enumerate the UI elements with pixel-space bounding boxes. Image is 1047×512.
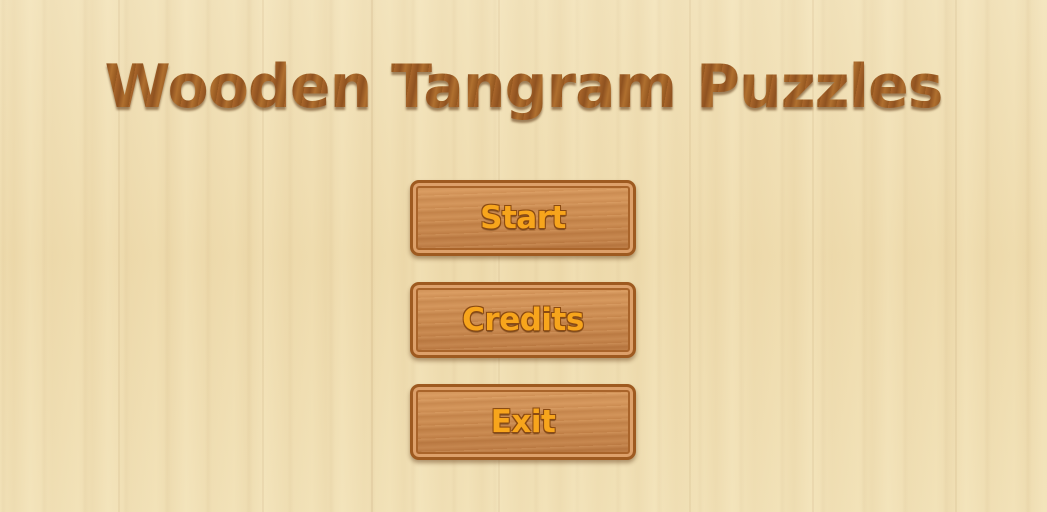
start-button-label: Start xyxy=(480,200,566,236)
main-menu-screen: { "title": "Wooden Tangram Puzzles", "me… xyxy=(0,0,1047,512)
credits-button[interactable]: Credits xyxy=(410,282,636,358)
exit-button-label: Exit xyxy=(490,404,556,440)
credits-button-label: Credits xyxy=(462,302,584,338)
game-title: Wooden Tangram Puzzles xyxy=(0,52,1047,122)
exit-button[interactable]: Exit xyxy=(410,384,636,460)
start-button[interactable]: Start xyxy=(410,180,636,256)
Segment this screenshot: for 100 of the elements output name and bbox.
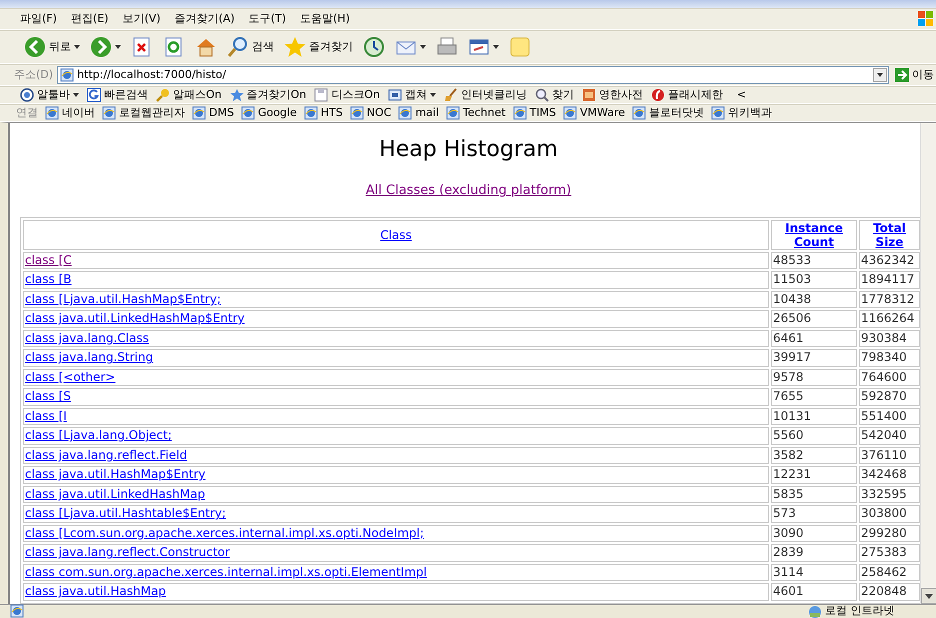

▸ INSTRUCTIONS TO FOLLOW:
Render every line of the records above as a Markdown table with the columns No. and Line, numbering the rows and skipping blank lines. Leave the pictures out.

▸ REPLY TO THE TASK:
| No. | Line |
|---|---|
| 1 | enumerate the UI elements with pixel-space bounding boxes. Image is 1047×512. |
| 2 | start-button-label: Start xyxy=(480,200,566,236) |
| 3 | main-menu-screen: { "title": "Wooden Tangram Puzzles", "me… xyxy=(0,0,1047,512) |
| 4 | credits-button[interactable]: Credits xyxy=(410,282,636,358) |
| 5 | exit-button-label: Exit xyxy=(490,404,556,440) |
| 6 | credits-button-label: Credits xyxy=(462,302,584,338) |
| 7 | game-title: Wooden Tangram Puzzles xyxy=(0,52,1047,122) |
| 8 | exit-button[interactable]: Exit xyxy=(410,384,636,460) |
| 9 | start-button[interactable]: Start xyxy=(410,180,636,256) |
| 10 | Segment this screenshot: for 100 of the elements output name and bbox. |